Task instructions: Gather up the lines with the word "Williamsa" in them.

(Data entries)

****************

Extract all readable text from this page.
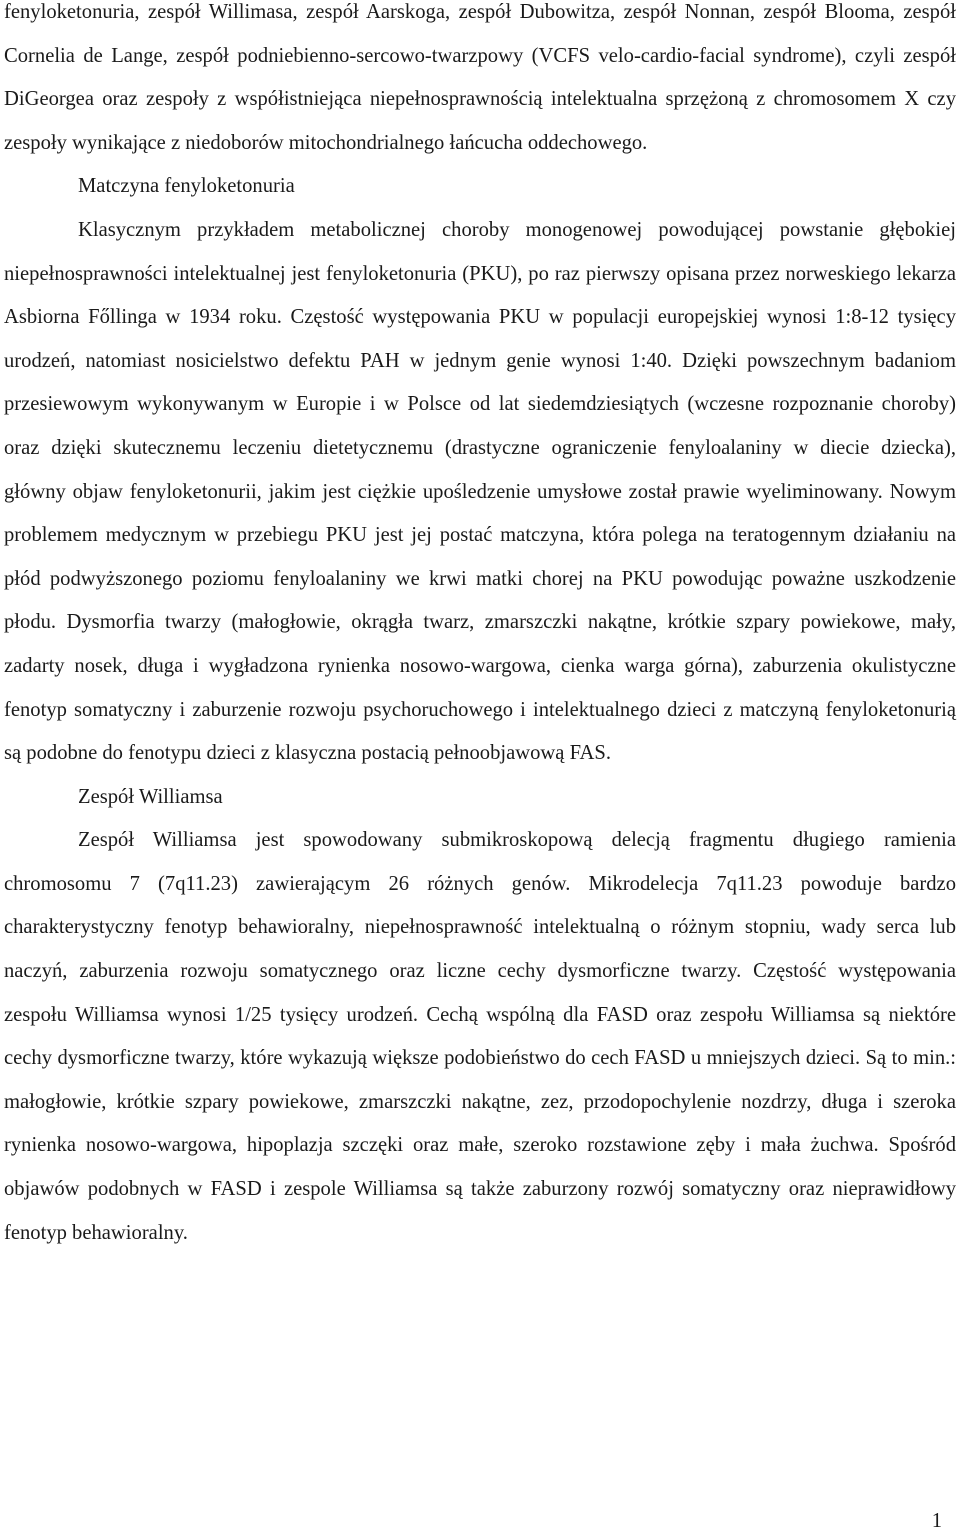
fenyloketonuria, zespół Willimasa, zespół Aarskoga, zespół Dubowitza, zespół Nonnan, zespół Blooma, zespół Cornelia de Lange, zespół podniebienno-sercowo-twarzpowy (VCFS velo-cardio-facial syndrome), czyli zespół DiGeorgea oraz zespoły z współistniejąca niepełnosprawnością intelektualna sprzężoną z chromosomem X czy zespoły wynikające z niedoborów mitochondrialnego łańcucha oddechowego.

Matczyna fenyloketonuria

Klasycznym przykładem metabolicznej choroby monogenowej powodującej powstanie głębokiej niepełnosprawności intelektualnej jest fenyloketonuria (PKU), po raz pierwszy opisana przez norweskiego lekarza Asbiorna Főllinga w 1934 roku. Częstość występowania PKU w populacji europejskiej wynosi 1:8-12 tysięcy urodzeń, natomiast nosicielstwo defektu PAH w jednym genie wynosi 1:40. Dzięki powszechnym badaniom przesiewowym wykonywanym w Europie i w Polsce od lat siedemdziesiątych (wczesne rozpoznanie choroby) oraz dzięki skutecznemu leczeniu dietetycznemu (drastyczne ograniczenie fenyloalaniny w diecie dziecka), główny objaw fenyloketonurii, jakim jest ciężkie upośledzenie umysłowe został prawie wyeliminowany. Nowym problemem medycznym w przebiegu PKU jest jej postać matczyna, która polega na teratogennym działaniu na płód podwyższonego poziomu fenyloalaniny we krwi matki chorej na PKU powodując poważne uszkodzenie płodu. Dysmorfia twarzy (małogłowie, okrągła twarz, zmarszczki nakątne, krótkie szpary powiekowe, mały, zadarty nosek, długa i wygładzona rynienka nosowo-wargowa, cienka warga górna), zaburzenia okulistyczne fenotyp somatyczny i zaburzenie rozwoju psychoruchowego i intelektualnego dzieci z matczyną fenyloketonurią są podobne do fenotypu dzieci z klasyczna postacią pełnoobjawową FAS.

Zespół Williamsa

Zespół Williamsa jest spowodowany submikroskopową delecją fragmentu długiego ramienia chromosomu 7 (7q11.23) zawierającym 26 różnych genów. Mikrodelecja 7q11.23 powoduje bardzo charakterystyczny fenotyp behawioralny, niepełnosprawność intelektualną o różnym stopniu, wady serca lub naczyń, zaburzenia rozwoju somatycznego oraz liczne cechy dysmorficzne twarzy. Częstość występowania zespołu Williamsa wynosi 1/25 tysięcy urodzeń. Cechą wspólną dla FASD oraz zespołu Williamsa są niektóre cechy dysmorficzne twarzy, które wykazują większe podobieństwo do cech FASD u mniejszych dzieci. Są to min.: małogłowie, krótkie szpary powiekowe, zmarszczki nakątne, zez, przodopochylenie nozdrzy, długa i szeroka rynienka nosowo-wargowa, hipoplazja szczęki oraz małe, szeroko rozstawione zęby i mała żuchwa. Spośród objawów podobnych w FASD i zespole Williamsa są także zaburzony rozwój somatyczny oraz nieprawidłowy fenotyp behawioralny.

1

****************

Task solution:
Zespół Williamsa
Zespół Williamsa jest spowodowany submikroskopową delecją fragmentu długiego ramienia chromosomu 7 (7q11.23) zawierającym 26 różnych genów. Mikrodelecja 7q11.23 powoduje bardzo charakterystyczny fenotyp behawioralny, niepełnosprawność intelektualną o różnym stopniu, wady serca lub naczyń, zaburzenia rozwoju somatycznego oraz liczne cechy dysmorficzne twarzy. Częstość występowania zespołu Williamsa wynosi 1/25 tysięcy urodzeń. Cechą wspólną dla FASD oraz zespołu Williamsa są niektóre cechy dysmorficzne twarzy, które wykazują większe podobieństwo do cech FASD u mniejszych dzieci. Są to min.: małogłowie, krótkie szpary powiekowe, zmarszczki nakątne, zez, przodopochylenie nozdrzy, długa i szeroka rynienka nosowo-wargowa, hipoplazja szczęki oraz małe, szeroko rozstawione zęby i mała żuchwa. Spośród objawów podobnych w FASD i zespole Williamsa są także zaburzony rozwój somatyczny oraz nieprawidłowy fenotyp behawioralny.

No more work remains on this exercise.